═════ Listed records ═════

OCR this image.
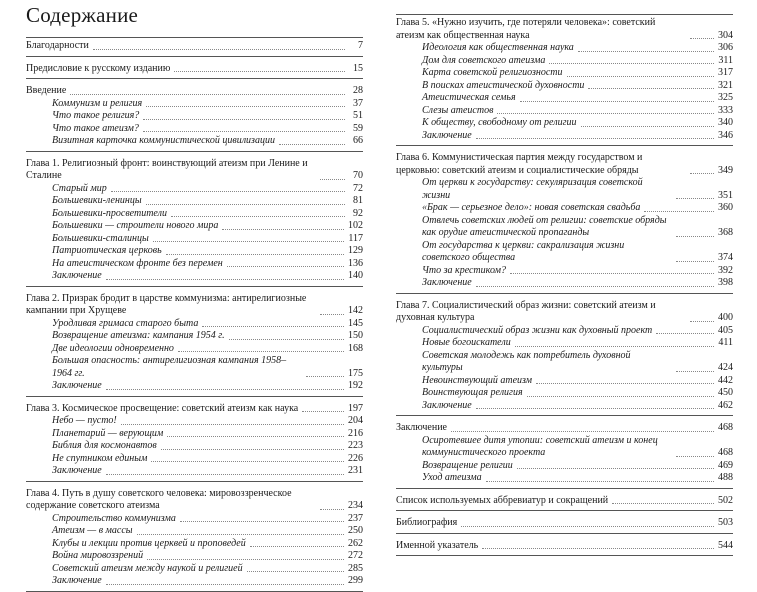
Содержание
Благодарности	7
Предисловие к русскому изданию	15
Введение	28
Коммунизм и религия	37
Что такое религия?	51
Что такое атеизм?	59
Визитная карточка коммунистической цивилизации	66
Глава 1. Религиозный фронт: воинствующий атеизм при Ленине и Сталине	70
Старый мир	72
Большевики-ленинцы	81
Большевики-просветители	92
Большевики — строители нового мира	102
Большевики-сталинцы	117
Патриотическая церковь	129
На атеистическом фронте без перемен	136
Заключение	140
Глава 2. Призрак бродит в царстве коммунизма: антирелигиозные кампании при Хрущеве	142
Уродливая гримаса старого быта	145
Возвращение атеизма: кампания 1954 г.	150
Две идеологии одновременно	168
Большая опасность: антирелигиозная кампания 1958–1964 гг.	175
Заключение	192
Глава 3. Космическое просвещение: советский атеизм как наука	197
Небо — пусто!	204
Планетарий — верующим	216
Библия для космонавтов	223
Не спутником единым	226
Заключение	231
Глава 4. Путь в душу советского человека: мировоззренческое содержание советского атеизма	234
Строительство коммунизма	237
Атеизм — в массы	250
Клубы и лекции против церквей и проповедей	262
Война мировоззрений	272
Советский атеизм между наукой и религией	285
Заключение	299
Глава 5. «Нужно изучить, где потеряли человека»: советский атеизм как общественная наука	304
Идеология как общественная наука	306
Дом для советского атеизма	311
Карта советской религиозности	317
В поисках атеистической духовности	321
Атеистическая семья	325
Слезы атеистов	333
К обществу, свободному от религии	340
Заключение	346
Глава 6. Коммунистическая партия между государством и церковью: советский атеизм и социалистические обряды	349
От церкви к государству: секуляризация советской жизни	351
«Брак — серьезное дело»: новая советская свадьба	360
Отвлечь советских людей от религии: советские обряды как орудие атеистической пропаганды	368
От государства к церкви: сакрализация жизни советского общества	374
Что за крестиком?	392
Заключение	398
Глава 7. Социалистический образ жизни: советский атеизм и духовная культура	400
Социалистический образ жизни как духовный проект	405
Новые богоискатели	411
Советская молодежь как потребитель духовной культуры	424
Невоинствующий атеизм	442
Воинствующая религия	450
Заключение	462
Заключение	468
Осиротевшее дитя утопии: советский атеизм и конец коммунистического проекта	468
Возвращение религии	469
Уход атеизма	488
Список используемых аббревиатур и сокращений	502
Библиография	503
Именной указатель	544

═════

## Exercise
Give every line back word for word and leave the pictures out.

## Task answer
OCR this image.
Содержание
Благодарности	7
Предисловие к русскому изданию	15
Введение	28
Коммунизм и религия	37
Что такое религия?	51
Что такое атеизм?	59
Визитная карточка коммунистической цивилизации	66
Глава 1. Религиозный фронт: воинствующий атеизм при Ленине и Сталине	70
Старый мир	72
Большевики-ленинцы	81
Большевики-просветители	92
Большевики — строители нового мира	102
Большевики-сталинцы	117
Патриотическая церковь	129
На атеистическом фронте без перемен	136
Заключение	140
Глава 2. Призрак бродит в царстве коммунизма: антирелигиозные кампании при Хрущеве	142
Уродливая гримаса старого быта	145
Возвращение атеизма: кампания 1954 г.	150
Две идеологии одновременно	168
Большая опасность: антирелигиозная кампания 1958–1964 гг.	175
Заключение	192
Глава 3. Космическое просвещение: советский атеизм как наука	197
Небо — пусто!	204
Планетарий — верующим	216
Библия для космонавтов	223
Не спутником единым	226
Заключение	231
Глава 4. Путь в душу советского человека: мировоззренческое содержание советского атеизма	234
Строительство коммунизма	237
Атеизм — в массы	250
Клубы и лекции против церквей и проповедей	262
Война мировоззрений	272
Советский атеизм между наукой и религией	285
Заключение	299
Глава 5. «Нужно изучить, где потеряли человека»: советский атеизм как общественная наука	304
Идеология как общественная наука	306
Дом для советского атеизма	311
Карта советской религиозности	317
В поисках атеистической духовности	321
Атеистическая семья	325
Слезы атеистов	333
К обществу, свободному от религии	340
Заключение	346
Глава 6. Коммунистическая партия между государством и церковью: советский атеизм и социалистические обряды	349
От церкви к государству: секуляризация советской жизни	351
«Брак — серьезное дело»: новая советская свадьба	360
Отвлечь советских людей от религии: советские обряды как орудие атеистической пропаганды	368
От государства к церкви: сакрализация жизни советского общества	374
Что за крестиком?	392
Заключение	398
Глава 7. Социалистический образ жизни: советский атеизм и духовная культура	400
Социалистический образ жизни как духовный проект	405
Новые богоискатели	411
Советская молодежь как потребитель духовной культуры	424
Невоинствующий атеизм	442
Воинствующая религия	450
Заключение	462
Заключение	468
Осиротевшее дитя утопии: советский атеизм и конец коммунистического проекта	468
Возвращение религии	469
Уход атеизма	488
Список используемых аббревиатур и сокращений	502
Библиография	503
Именной указатель	544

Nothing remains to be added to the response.